Exercise data.
★ ★ ★ ★

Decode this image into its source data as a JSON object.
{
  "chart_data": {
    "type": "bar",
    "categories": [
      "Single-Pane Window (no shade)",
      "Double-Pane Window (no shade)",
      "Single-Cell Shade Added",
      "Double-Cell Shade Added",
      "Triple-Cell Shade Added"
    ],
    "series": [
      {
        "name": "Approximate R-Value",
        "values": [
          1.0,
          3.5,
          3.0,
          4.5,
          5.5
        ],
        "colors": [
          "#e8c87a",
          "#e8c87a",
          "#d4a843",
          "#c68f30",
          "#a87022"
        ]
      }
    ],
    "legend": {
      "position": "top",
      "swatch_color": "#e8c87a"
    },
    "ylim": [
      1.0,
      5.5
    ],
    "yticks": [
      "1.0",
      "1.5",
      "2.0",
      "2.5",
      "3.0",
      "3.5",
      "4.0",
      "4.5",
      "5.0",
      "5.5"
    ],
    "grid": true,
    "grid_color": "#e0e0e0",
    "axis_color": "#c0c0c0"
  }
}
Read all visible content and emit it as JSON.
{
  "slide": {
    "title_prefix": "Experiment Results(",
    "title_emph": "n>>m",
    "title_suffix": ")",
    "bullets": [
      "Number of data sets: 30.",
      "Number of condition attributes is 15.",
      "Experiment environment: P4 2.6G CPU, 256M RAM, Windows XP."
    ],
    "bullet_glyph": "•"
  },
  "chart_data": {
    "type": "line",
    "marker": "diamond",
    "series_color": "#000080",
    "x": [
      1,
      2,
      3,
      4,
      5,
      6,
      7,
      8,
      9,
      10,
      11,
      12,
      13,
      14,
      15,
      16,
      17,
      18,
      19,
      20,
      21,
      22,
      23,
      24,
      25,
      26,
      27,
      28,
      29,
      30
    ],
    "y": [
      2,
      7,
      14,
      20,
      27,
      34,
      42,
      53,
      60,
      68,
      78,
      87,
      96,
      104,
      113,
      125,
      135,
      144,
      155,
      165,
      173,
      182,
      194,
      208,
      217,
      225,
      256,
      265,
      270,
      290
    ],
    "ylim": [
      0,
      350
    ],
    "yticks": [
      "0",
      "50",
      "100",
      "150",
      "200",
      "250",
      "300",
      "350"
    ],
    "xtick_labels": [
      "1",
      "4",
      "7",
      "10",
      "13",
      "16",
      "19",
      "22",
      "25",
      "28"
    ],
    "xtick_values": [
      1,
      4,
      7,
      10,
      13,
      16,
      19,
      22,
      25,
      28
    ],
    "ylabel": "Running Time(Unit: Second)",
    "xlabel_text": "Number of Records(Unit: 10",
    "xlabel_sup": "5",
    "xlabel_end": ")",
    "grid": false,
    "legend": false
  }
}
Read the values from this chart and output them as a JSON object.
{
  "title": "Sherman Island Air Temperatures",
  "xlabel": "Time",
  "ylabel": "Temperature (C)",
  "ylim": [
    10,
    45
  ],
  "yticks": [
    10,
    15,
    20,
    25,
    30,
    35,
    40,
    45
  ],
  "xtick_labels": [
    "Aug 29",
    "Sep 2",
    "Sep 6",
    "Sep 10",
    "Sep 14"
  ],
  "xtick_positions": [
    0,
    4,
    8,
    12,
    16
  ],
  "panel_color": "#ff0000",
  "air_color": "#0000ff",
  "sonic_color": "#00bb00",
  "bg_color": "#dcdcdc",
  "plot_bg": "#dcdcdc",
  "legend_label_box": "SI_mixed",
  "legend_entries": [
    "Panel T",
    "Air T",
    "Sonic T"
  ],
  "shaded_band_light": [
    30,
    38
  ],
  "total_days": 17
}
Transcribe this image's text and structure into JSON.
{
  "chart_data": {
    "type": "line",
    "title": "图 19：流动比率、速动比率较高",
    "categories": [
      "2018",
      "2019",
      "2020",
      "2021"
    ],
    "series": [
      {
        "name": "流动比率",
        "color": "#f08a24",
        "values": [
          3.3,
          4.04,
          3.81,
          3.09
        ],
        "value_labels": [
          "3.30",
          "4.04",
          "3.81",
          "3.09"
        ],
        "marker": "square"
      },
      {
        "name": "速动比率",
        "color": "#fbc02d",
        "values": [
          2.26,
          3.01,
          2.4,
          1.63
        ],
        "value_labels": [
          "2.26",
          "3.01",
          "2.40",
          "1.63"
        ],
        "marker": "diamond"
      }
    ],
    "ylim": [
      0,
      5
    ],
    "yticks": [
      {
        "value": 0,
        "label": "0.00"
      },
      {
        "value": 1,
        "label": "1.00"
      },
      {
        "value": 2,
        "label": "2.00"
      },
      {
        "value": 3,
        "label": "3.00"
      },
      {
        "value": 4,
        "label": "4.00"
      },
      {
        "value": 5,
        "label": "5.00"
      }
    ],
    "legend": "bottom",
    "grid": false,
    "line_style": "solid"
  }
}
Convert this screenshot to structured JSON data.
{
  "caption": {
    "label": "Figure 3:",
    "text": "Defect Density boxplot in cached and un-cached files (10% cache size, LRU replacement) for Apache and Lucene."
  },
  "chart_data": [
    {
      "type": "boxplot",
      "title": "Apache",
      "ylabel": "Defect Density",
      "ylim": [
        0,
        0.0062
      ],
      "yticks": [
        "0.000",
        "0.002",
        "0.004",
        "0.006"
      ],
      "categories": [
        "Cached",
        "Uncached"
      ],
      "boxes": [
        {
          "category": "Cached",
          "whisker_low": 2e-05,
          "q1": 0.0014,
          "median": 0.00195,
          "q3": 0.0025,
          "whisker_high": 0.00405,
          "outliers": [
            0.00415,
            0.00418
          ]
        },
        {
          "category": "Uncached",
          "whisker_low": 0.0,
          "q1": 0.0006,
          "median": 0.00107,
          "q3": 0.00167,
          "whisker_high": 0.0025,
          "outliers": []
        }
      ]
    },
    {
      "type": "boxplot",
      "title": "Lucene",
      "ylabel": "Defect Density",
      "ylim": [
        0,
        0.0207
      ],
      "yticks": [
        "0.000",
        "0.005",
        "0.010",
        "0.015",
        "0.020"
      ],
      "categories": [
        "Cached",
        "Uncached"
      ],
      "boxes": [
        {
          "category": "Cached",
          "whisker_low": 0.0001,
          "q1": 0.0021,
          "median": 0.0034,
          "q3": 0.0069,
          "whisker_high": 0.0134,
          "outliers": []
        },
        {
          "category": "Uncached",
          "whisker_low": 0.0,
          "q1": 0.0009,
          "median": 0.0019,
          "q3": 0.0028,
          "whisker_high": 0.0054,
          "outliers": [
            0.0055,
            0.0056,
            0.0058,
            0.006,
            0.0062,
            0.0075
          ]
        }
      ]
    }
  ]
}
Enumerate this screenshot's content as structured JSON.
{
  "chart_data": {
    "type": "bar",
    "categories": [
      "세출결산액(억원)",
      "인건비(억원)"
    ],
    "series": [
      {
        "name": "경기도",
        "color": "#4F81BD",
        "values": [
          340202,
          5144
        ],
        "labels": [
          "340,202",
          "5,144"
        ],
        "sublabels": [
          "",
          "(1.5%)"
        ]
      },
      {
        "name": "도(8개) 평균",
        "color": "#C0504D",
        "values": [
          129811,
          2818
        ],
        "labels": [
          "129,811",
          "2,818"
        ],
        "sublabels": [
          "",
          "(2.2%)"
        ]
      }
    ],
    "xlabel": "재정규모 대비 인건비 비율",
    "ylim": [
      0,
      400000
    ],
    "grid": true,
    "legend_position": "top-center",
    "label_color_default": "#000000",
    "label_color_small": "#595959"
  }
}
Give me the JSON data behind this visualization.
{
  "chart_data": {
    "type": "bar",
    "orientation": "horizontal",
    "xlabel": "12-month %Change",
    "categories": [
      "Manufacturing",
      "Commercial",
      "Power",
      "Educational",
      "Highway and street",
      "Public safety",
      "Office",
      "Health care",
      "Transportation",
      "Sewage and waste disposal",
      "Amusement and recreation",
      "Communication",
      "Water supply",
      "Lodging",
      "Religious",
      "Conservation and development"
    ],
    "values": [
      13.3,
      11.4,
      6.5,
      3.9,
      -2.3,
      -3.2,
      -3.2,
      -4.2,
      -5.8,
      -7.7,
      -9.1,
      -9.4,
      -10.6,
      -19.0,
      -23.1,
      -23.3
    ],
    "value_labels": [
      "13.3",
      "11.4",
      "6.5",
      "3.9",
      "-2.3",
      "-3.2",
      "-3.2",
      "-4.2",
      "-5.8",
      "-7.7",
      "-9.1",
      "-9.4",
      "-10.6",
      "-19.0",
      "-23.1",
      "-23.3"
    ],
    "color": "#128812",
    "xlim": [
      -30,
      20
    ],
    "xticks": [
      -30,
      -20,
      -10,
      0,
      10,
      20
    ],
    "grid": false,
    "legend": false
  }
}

★ ★ ★ ★

Find every line in the records above that contains the word "content", and copy each one.

Reply to the exercise.
Read all visible content and emit it as JSON.
Enumerate this screenshot's content as structured JSON.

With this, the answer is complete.